> [Given instruction] Search the material below for the string "text" and list each line that holds it.

> [Given data]
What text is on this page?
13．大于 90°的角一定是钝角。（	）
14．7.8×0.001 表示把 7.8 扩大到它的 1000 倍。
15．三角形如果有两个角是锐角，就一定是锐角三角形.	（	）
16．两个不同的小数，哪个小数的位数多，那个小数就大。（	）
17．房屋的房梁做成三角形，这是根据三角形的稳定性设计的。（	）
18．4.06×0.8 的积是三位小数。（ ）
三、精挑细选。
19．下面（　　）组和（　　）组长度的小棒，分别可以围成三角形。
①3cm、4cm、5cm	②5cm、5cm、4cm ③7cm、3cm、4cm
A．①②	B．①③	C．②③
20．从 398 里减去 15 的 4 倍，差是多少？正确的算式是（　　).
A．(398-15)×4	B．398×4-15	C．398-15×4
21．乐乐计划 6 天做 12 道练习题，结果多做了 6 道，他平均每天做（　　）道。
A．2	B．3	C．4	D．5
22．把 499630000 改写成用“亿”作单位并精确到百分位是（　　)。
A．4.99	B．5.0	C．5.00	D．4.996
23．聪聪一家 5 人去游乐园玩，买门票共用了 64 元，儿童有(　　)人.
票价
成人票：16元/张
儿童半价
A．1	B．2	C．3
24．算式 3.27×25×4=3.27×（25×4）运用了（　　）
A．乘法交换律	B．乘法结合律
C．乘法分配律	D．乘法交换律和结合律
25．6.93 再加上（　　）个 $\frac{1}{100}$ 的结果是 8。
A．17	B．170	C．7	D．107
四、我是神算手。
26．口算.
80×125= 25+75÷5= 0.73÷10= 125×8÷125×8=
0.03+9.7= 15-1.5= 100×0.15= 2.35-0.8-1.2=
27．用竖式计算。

---

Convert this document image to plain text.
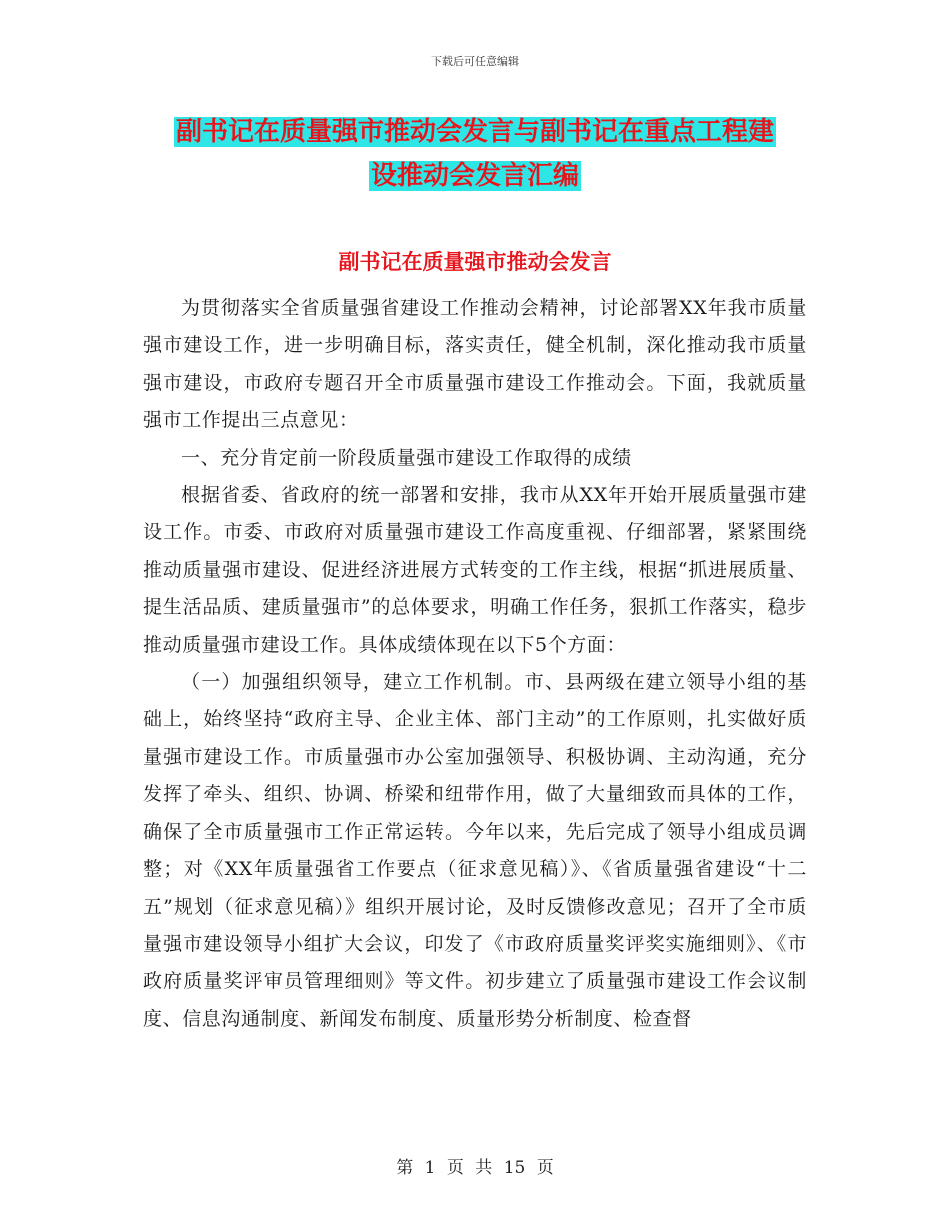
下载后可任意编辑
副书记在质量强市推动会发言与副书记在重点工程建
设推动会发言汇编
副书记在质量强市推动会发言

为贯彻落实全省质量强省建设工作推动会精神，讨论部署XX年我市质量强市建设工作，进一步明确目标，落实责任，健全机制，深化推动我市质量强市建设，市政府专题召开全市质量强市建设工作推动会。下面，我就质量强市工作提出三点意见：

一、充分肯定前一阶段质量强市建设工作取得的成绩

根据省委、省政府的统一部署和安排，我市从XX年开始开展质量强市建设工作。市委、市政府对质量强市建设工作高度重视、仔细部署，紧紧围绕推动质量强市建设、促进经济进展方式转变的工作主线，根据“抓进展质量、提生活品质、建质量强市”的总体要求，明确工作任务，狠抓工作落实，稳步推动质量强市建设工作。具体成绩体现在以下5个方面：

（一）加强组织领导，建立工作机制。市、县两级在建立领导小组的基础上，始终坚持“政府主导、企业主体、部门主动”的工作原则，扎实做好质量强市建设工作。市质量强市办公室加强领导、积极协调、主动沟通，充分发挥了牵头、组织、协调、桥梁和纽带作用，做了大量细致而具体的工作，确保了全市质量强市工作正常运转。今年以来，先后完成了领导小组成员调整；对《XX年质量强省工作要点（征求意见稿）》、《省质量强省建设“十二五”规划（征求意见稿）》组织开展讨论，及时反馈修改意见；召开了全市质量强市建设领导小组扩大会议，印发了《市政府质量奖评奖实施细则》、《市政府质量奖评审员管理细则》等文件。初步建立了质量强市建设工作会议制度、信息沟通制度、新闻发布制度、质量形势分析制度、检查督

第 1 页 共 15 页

---

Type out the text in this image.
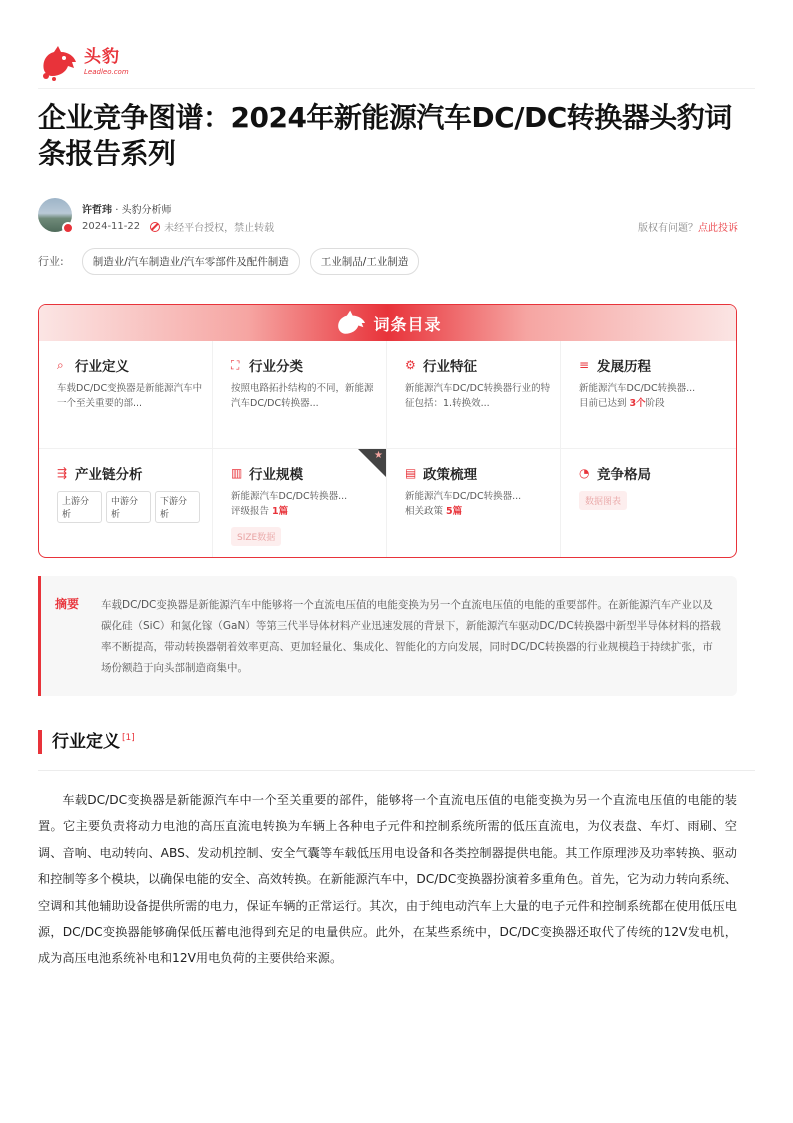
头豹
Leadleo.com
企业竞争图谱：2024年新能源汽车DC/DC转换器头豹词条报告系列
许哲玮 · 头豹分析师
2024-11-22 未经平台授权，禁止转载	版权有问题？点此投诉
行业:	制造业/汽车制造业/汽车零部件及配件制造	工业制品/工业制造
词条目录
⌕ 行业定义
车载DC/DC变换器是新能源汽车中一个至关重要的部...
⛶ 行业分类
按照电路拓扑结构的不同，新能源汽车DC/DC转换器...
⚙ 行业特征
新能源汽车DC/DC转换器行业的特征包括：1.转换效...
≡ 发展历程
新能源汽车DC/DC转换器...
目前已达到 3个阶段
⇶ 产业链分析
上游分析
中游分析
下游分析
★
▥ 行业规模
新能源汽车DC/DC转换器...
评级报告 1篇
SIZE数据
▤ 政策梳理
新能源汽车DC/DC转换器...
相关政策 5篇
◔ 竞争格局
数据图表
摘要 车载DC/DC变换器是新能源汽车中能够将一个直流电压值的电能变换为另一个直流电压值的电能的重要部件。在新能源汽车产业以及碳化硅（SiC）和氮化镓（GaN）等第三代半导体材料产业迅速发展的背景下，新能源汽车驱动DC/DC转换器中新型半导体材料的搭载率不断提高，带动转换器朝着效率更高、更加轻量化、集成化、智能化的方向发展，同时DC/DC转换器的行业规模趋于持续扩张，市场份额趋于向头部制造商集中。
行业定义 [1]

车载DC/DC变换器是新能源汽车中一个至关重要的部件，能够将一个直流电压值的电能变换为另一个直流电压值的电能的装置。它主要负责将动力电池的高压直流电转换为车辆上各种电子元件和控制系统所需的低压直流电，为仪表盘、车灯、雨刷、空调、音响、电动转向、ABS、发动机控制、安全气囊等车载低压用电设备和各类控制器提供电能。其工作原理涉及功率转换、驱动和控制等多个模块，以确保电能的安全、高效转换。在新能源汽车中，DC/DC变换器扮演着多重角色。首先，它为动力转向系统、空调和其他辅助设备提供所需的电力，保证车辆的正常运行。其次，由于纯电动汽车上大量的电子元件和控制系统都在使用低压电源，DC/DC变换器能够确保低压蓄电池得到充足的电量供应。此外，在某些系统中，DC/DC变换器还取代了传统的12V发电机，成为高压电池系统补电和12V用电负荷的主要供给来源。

> [Written solution]
What text is on this page?
Convert this document image to plain text.
Type out the text in this image.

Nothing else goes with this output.